PROMPT: Identify the lines that include the word "your", then copy all of them.

Dataset items:
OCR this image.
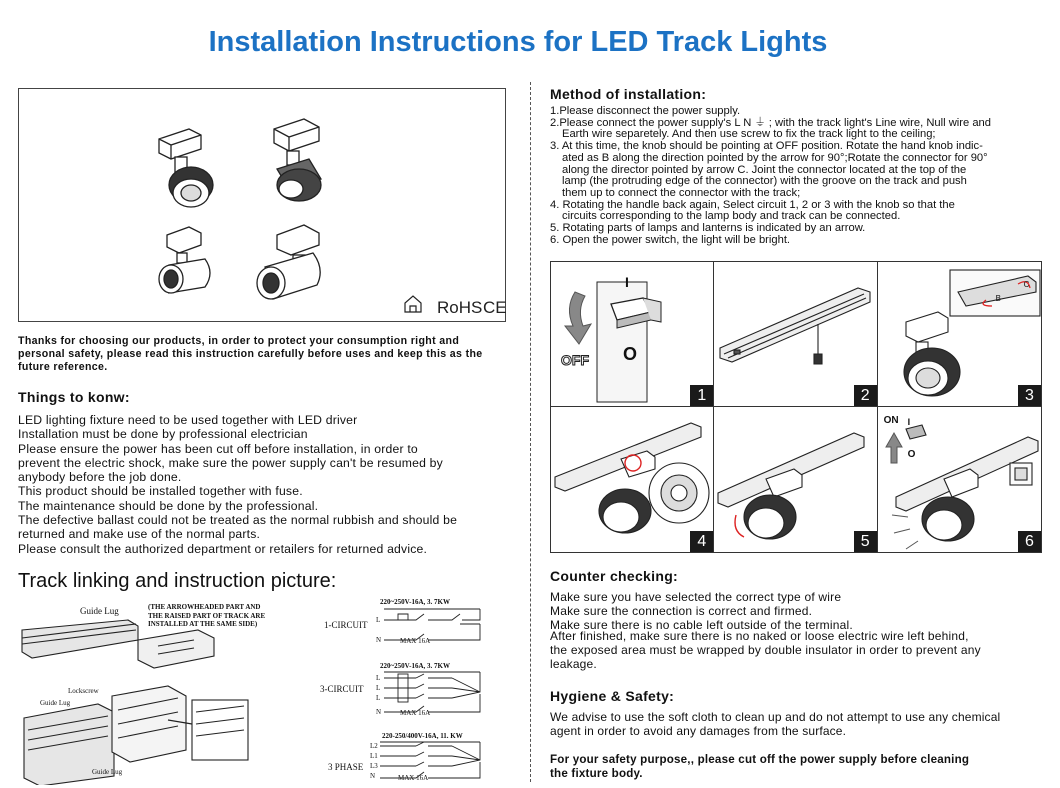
Installation Instructions for LED Track Lights
RoHS CE
Thanks for choosing our products, in order to protect your consumption right and personal safety, please read this instruction carefully before uses and keep this as the future reference.
Things to konw:
LED lighting fixture need to be used together with LED driver
Installation must be done by professional electrician
Please ensure the power has been cut off before installation, in order to
prevent the electric shock, make sure the power supply can't be resumed by
anybody before the job done.
This product should be installed together with fuse.
The maintenance should be done by the professional.
The defective ballast could not be treated as the normal rubbish and should be
returned and make use of the normal parts.
Please consult the authorized department or retailers for returned advice.
Track linking and instruction picture:
Guide Lug	(THE ARROWHEADED PART AND
THE RAISED PART OF TRACK ARE
INSTALLED AT THE SAME SIDE)
Lockscrew
Guide Lug
Guide Lug
220~250V-16A, 3. 7KW
1-CIRCUIT L
N	MAX 16A
220~250V-16A, 3. 7KW
3-CIRCUIT
L
L
L
N	MAX 16A
220-250/400V-16A, 11. KW
3 PHASE
L2
L1
L3
N	MAX 16A
Method of installation:
1.Please disconnect the power supply.
2.Please connect the power supply's L N ⏚ ; with the track light's Line wire, Null wire and
Earth wire separetely. And then use screw to fix the track light to the ceiling;
3. At this time, the knob should be pointing at OFF position. Rotate the hand knob indic-
ated as B along the direction pointed by the arrow for 90°;Rotate the connector for 90°
along the director pointed by arrow C. Joint the connector located at the top of the
lamp (the protruding edge of the connector) with the groove on the track and push
them up to connect the connector with the track;
4. Rotating the handle back again, Select circuit 1, 2 or 3 with the knob so that the
circuits corresponding to the lamp body and track can be connected.
5. Rotating parts of lamps and lanterns is indicated by an arrow.
6. Open the power switch, the light will be bright.
I
OFF O
1	2
C
B
3
4	5
ON I
O
6
Counter checking:
Make sure you have selected the correct type of wire
Make sure the connection is correct and firmed.
Make sure there is no cable left outside of the terminal.
After finished, make sure there is no naked or loose electric wire left behind,
the exposed area must be wrapped by double insulator in order to prevent any
leakage.
Hygiene & Safety:
We advise to use the soft cloth to clean up and do not attempt to use any chemical
agent in order to avoid any damages from the surface.
For your safety purpose,, please cut off the power supply before cleaning
the fixture body.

OUTPUT FOR THIS EXERCISE:
Thanks for choosing our products, in order to protect your consumption right and personal safety, please read this instruction carefully before uses and keep this as the future reference.
For your safety purpose,, please cut off the power supply before cleaning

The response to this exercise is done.